**Problem to work on**
Identify all lines in the data containing the string "Events". Copy them out.

══ Input data

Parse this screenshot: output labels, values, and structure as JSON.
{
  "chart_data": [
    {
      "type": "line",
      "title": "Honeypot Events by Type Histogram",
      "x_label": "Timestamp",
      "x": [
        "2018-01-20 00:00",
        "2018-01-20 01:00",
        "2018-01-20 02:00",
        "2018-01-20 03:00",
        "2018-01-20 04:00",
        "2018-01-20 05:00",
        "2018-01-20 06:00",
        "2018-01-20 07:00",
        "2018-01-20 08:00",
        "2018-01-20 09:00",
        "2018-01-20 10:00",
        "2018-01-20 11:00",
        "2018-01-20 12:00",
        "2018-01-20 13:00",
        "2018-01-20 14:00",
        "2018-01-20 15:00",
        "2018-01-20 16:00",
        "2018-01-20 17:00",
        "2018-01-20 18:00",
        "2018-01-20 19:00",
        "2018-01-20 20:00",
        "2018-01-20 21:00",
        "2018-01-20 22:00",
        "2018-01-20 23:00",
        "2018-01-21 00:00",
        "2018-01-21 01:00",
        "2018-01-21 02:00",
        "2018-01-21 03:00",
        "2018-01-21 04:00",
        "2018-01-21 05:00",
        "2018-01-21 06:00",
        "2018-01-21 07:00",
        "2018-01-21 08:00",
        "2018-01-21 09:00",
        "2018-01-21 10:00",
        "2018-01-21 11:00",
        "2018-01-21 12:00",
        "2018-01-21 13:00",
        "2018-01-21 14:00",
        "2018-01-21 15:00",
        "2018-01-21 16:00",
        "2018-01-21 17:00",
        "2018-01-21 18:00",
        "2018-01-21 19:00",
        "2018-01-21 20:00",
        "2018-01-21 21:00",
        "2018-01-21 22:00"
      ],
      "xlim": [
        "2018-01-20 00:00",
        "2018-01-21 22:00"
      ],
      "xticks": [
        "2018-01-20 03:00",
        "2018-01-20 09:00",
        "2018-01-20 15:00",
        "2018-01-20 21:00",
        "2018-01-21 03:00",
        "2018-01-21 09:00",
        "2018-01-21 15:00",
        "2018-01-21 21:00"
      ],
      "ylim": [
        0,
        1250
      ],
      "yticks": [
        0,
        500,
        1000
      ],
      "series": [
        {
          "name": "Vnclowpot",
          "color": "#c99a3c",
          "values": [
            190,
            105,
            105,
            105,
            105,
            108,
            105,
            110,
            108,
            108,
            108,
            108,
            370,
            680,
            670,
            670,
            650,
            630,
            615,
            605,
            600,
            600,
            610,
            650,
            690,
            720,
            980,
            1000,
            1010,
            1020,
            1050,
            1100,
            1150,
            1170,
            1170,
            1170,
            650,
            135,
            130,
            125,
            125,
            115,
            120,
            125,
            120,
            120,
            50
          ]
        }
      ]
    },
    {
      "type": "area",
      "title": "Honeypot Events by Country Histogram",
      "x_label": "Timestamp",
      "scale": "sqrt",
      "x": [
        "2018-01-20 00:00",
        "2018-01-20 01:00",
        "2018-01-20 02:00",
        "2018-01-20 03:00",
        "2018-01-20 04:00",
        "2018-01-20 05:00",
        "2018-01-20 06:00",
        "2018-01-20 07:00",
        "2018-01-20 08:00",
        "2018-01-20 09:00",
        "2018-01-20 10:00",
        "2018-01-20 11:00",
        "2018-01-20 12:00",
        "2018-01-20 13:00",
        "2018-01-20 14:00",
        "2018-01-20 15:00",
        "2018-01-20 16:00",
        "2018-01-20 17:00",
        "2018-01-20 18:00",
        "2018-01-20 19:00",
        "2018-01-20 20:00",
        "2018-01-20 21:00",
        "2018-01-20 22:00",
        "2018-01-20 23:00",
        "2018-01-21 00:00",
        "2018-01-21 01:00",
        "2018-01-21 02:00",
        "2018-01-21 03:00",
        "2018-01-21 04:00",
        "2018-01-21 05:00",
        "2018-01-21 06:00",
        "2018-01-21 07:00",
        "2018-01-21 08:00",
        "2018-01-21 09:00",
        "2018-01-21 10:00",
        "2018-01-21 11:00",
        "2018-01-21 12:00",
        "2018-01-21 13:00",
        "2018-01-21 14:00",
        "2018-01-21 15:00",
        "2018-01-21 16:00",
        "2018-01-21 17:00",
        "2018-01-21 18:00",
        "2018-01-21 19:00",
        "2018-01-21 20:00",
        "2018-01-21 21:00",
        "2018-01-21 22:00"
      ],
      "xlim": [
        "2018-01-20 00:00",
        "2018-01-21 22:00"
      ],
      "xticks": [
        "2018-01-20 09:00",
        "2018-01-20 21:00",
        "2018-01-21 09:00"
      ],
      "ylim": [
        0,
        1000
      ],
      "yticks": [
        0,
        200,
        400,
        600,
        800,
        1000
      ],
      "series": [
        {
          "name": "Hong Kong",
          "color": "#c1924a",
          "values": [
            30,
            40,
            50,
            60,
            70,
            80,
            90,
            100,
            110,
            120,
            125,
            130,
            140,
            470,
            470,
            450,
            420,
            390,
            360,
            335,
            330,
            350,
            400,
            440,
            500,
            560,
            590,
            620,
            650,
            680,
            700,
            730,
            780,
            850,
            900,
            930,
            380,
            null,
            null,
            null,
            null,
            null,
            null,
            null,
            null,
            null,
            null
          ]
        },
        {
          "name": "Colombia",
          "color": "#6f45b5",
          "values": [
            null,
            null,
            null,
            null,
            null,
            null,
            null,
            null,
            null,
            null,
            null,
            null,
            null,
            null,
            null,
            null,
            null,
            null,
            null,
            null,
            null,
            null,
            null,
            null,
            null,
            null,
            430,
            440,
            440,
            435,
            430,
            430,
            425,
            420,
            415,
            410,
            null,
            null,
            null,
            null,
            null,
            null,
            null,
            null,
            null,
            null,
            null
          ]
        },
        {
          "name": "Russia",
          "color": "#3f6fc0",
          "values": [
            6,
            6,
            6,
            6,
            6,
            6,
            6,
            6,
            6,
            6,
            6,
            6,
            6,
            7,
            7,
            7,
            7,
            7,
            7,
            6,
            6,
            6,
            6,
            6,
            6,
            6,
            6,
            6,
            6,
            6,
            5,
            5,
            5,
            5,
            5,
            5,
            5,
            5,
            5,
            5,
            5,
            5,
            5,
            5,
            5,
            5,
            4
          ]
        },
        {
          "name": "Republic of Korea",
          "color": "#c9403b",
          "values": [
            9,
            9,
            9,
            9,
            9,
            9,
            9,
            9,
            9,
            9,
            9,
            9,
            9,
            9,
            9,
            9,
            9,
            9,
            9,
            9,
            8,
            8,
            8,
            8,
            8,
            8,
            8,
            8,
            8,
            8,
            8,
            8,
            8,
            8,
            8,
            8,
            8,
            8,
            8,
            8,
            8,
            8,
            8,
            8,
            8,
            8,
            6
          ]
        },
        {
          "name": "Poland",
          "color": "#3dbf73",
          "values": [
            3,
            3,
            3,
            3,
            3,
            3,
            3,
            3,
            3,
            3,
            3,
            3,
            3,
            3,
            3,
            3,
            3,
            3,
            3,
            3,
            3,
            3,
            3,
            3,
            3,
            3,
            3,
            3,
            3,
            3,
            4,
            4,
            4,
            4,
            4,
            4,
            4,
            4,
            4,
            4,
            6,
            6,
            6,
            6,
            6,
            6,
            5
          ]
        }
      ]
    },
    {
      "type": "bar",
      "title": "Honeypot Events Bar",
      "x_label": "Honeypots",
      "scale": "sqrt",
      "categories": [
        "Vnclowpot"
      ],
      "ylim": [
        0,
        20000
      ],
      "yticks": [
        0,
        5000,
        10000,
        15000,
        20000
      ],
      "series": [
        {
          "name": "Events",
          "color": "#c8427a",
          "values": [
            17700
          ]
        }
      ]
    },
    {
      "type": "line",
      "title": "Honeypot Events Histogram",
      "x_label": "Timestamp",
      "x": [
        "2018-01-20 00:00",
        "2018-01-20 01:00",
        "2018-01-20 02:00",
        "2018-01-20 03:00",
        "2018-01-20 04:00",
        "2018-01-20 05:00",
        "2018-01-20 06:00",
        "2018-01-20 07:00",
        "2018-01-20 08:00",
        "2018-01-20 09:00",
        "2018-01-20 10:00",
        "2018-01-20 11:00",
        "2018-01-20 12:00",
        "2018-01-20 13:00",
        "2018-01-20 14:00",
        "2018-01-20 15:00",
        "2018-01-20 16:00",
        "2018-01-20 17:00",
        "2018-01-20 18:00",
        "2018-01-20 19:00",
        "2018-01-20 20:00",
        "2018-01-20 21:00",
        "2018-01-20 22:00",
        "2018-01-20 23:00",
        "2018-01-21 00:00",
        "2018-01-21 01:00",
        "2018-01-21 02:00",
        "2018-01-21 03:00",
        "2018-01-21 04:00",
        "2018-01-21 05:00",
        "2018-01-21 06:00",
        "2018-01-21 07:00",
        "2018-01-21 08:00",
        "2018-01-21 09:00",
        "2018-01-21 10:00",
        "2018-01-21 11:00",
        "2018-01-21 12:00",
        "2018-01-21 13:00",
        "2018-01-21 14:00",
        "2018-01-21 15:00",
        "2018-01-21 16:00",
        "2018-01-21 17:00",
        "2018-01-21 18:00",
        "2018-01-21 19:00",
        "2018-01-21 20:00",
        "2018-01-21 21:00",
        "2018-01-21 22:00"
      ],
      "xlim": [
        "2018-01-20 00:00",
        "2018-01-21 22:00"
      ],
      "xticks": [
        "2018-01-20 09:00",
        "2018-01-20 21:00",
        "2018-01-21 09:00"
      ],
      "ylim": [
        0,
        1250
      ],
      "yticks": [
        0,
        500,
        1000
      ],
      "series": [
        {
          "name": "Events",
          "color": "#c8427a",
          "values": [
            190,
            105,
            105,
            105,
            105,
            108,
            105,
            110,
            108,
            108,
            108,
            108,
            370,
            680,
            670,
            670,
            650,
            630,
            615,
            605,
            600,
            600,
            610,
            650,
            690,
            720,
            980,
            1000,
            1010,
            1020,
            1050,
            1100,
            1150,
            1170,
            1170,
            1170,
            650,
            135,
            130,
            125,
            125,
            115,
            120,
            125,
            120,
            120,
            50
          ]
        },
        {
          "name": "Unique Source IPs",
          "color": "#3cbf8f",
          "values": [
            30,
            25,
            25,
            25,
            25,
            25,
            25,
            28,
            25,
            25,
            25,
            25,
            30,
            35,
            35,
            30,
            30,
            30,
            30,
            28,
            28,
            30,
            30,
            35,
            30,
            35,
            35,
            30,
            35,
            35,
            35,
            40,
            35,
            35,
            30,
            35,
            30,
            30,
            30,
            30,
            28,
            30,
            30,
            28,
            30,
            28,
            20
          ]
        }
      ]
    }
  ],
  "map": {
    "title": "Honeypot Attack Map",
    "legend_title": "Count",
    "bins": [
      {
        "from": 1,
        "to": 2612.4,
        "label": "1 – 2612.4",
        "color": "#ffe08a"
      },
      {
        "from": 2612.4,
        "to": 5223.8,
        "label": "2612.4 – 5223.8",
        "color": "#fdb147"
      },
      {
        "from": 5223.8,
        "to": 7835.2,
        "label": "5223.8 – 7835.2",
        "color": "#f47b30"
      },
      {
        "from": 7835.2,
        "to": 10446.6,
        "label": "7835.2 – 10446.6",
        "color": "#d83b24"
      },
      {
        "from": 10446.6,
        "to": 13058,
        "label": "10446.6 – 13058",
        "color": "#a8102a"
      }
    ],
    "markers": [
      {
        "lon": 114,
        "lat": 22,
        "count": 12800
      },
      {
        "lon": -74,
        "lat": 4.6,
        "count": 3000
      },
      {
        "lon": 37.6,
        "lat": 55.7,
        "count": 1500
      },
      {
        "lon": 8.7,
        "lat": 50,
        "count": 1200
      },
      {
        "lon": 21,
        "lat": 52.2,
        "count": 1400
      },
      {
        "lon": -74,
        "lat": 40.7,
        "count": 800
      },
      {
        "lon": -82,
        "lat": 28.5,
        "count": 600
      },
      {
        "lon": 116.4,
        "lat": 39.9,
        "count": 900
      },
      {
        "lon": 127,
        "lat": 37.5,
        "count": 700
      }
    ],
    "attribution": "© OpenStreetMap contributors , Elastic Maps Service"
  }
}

════

**Answer to the task**
      "title": "Honeypot Events by Type Histogram",
      "title": "Honeypot Events by Country Histogram",
      "title": "Honeypot Events Bar",
          "name": "Events",
      "title": "Honeypot Events Histogram",
          "name": "Events",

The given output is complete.